▶ What the task requires:
Return every record exactly as written.

▶ Provided data:
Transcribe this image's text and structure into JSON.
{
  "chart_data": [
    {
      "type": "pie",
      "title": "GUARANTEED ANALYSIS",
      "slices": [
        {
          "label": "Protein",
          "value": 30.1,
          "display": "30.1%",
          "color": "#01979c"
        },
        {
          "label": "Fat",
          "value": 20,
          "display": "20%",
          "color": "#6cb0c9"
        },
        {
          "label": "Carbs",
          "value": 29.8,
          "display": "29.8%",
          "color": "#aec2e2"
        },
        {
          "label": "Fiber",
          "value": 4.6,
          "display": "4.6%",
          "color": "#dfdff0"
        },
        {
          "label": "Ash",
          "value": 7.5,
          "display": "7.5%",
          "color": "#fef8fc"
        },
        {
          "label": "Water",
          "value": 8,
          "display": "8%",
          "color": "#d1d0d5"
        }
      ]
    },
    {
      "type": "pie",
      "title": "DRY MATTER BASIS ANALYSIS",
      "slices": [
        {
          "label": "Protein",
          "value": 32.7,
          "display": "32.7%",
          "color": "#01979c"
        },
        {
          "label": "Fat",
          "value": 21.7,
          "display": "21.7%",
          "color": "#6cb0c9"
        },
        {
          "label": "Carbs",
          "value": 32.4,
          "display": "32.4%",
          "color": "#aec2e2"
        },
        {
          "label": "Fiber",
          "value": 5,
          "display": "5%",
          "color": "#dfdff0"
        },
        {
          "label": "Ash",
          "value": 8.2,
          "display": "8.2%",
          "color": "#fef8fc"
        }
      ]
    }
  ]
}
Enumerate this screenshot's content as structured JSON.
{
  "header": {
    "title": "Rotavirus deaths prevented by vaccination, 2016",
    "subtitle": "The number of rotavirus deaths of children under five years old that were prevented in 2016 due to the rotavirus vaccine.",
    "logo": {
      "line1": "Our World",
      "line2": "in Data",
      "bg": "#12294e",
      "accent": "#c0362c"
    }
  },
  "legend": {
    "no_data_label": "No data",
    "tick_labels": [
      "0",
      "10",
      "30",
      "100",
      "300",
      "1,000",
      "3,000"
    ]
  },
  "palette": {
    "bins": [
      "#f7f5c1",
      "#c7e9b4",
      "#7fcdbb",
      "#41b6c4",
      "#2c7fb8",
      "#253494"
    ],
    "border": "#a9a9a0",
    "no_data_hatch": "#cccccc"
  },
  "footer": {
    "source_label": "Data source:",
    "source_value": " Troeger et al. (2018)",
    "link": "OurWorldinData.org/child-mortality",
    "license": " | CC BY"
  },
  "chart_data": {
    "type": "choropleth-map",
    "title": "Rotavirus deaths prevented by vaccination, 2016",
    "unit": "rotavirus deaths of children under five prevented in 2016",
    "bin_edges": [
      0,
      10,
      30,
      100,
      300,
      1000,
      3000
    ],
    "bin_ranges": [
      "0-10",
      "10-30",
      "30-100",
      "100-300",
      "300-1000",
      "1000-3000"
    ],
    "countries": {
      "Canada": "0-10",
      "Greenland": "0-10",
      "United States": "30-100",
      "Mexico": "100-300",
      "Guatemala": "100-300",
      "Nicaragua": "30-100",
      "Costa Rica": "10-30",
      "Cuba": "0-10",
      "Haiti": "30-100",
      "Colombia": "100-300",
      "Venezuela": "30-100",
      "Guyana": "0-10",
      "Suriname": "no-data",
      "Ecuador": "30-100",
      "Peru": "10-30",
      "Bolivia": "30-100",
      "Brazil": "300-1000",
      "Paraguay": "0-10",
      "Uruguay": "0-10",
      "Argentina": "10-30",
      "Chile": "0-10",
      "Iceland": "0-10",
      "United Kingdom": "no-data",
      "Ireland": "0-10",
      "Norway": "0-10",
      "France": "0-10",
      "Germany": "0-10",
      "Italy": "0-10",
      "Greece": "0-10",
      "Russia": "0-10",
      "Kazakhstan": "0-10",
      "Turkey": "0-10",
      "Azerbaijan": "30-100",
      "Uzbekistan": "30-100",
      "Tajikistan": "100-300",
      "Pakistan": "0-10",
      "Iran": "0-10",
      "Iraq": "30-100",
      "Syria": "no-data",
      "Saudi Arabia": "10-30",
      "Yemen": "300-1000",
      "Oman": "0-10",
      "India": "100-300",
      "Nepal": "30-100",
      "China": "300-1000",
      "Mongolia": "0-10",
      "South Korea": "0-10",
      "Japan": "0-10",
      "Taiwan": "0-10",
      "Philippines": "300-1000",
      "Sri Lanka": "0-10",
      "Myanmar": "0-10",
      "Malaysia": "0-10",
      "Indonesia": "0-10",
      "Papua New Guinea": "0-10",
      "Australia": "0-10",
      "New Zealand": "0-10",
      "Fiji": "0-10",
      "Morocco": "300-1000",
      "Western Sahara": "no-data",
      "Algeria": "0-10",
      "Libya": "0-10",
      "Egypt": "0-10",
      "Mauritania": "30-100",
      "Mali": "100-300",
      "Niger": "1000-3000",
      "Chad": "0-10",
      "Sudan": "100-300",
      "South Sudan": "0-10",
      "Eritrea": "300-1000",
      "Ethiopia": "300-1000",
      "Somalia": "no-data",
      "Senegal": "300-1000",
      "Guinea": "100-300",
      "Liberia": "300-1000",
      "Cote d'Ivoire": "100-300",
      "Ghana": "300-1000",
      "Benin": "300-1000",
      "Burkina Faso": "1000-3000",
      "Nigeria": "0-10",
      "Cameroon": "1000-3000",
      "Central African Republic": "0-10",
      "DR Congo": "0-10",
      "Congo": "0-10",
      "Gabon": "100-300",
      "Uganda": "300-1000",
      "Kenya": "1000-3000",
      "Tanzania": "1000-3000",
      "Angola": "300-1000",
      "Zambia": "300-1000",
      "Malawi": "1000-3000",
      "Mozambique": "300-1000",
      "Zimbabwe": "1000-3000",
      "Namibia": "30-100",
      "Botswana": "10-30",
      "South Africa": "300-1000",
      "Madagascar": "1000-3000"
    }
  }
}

▶ Solution below:
Transcribe this image's text and structure into JSON.
{
  "chart_data": [
    {
      "type": "pie",
      "title": "GUARANTEED ANALYSIS",
      "slices": [
        {
          "label": "Protein",
          "value": 30.1,
          "display": "30.1%",
          "color": "#01979c"
        },
        {
          "label": "Fat",
          "value": 20,
          "display": "20%",
          "color": "#6cb0c9"
        },
        {
          "label": "Carbs",
          "value": 29.8,
          "display": "29.8%",
          "color": "#aec2e2"
        },
        {
          "label": "Fiber",
          "value": 4.6,
          "display": "4.6%",
          "color": "#dfdff0"
        },
        {
          "label": "Ash",
          "value": 7.5,
          "display": "7.5%",
          "color": "#fef8fc"
        },
        {
          "label": "Water",
          "value": 8,
          "display": "8%",
          "color": "#d1d0d5"
        }
      ]
    },
    {
      "type": "pie",
      "title": "DRY MATTER BASIS ANALYSIS",
      "slices": [
        {
          "label": "Protein",
          "value": 32.7,
          "display": "32.7%",
          "color": "#01979c"
        },
        {
          "label": "Fat",
          "value": 21.7,
          "display": "21.7%",
          "color": "#6cb0c9"
        },
        {
          "label": "Carbs",
          "value": 32.4,
          "display": "32.4%",
          "color": "#aec2e2"
        },
        {
          "label": "Fiber",
          "value": 5,
          "display": "5%",
          "color": "#dfdff0"
        },
        {
          "label": "Ash",
          "value": 8.2,
          "display": "8.2%",
          "color": "#fef8fc"
        }
      ]
    }
  ]
}
Enumerate this screenshot's content as structured JSON.
{
  "header": {
    "title": "Rotavirus deaths prevented by vaccination, 2016",
    "subtitle": "The number of rotavirus deaths of children under five years old that were prevented in 2016 due to the rotavirus vaccine.",
    "logo": {
      "line1": "Our World",
      "line2": "in Data",
      "bg": "#12294e",
      "accent": "#c0362c"
    }
  },
  "legend": {
    "no_data_label": "No data",
    "tick_labels": [
      "0",
      "10",
      "30",
      "100",
      "300",
      "1,000",
      "3,000"
    ]
  },
  "palette": {
    "bins": [
      "#f7f5c1",
      "#c7e9b4",
      "#7fcdbb",
      "#41b6c4",
      "#2c7fb8",
      "#253494"
    ],
    "border": "#a9a9a0",
    "no_data_hatch": "#cccccc"
  },
  "footer": {
    "source_label": "Data source:",
    "source_value": " Troeger et al. (2018)",
    "link": "OurWorldinData.org/child-mortality",
    "license": " | CC BY"
  },
  "chart_data": {
    "type": "choropleth-map",
    "title": "Rotavirus deaths prevented by vaccination, 2016",
    "unit": "rotavirus deaths of children under five prevented in 2016",
    "bin_edges": [
      0,
      10,
      30,
      100,
      300,
      1000,
      3000
    ],
    "bin_ranges": [
      "0-10",
      "10-30",
      "30-100",
      "100-300",
      "300-1000",
      "1000-3000"
    ],
    "countries": {
      "Canada": "0-10",
      "Greenland": "0-10",
      "United States": "30-100",
      "Mexico": "100-300",
      "Guatemala": "100-300",
      "Nicaragua": "30-100",
      "Costa Rica": "10-30",
      "Cuba": "0-10",
      "Haiti": "30-100",
      "Colombia": "100-300",
      "Venezuela": "30-100",
      "Guyana": "0-10",
      "Suriname": "no-data",
      "Ecuador": "30-100",
      "Peru": "10-30",
      "Bolivia": "30-100",
      "Brazil": "300-1000",
      "Paraguay": "0-10",
      "Uruguay": "0-10",
      "Argentina": "10-30",
      "Chile": "0-10",
      "Iceland": "0-10",
      "United Kingdom": "no-data",
      "Ireland": "0-10",
      "Norway": "0-10",
      "France": "0-10",
      "Germany": "0-10",
      "Italy": "0-10",
      "Greece": "0-10",
      "Russia": "0-10",
      "Kazakhstan": "0-10",
      "Turkey": "0-10",
      "Azerbaijan": "30-100",
      "Uzbekistan": "30-100",
      "Tajikistan": "100-300",
      "Pakistan": "0-10",
      "Iran": "0-10",
      "Iraq": "30-100",
      "Syria": "no-data",
      "Saudi Arabia": "10-30",
      "Yemen": "300-1000",
      "Oman": "0-10",
      "India": "100-300",
      "Nepal": "30-100",
      "China": "300-1000",
      "Mongolia": "0-10",
      "South Korea": "0-10",
      "Japan": "0-10",
      "Taiwan": "0-10",
      "Philippines": "300-1000",
      "Sri Lanka": "0-10",
      "Myanmar": "0-10",
      "Malaysia": "0-10",
      "Indonesia": "0-10",
      "Papua New Guinea": "0-10",
      "Australia": "0-10",
      "New Zealand": "0-10",
      "Fiji": "0-10",
      "Morocco": "300-1000",
      "Western Sahara": "no-data",
      "Algeria": "0-10",
      "Libya": "0-10",
      "Egypt": "0-10",
      "Mauritania": "30-100",
      "Mali": "100-300",
      "Niger": "1000-3000",
      "Chad": "0-10",
      "Sudan": "100-300",
      "South Sudan": "0-10",
      "Eritrea": "300-1000",
      "Ethiopia": "300-1000",
      "Somalia": "no-data",
      "Senegal": "300-1000",
      "Guinea": "100-300",
      "Liberia": "300-1000",
      "Cote d'Ivoire": "100-300",
      "Ghana": "300-1000",
      "Benin": "300-1000",
      "Burkina Faso": "1000-3000",
      "Nigeria": "0-10",
      "Cameroon": "1000-3000",
      "Central African Republic": "0-10",
      "DR Congo": "0-10",
      "Congo": "0-10",
      "Gabon": "100-300",
      "Uganda": "300-1000",
      "Kenya": "1000-3000",
      "Tanzania": "1000-3000",
      "Angola": "300-1000",
      "Zambia": "300-1000",
      "Malawi": "1000-3000",
      "Mozambique": "300-1000",
      "Zimbabwe": "1000-3000",
      "Namibia": "30-100",
      "Botswana": "10-30",
      "South Africa": "300-1000",
      "Madagascar": "1000-3000"
    }
  }
}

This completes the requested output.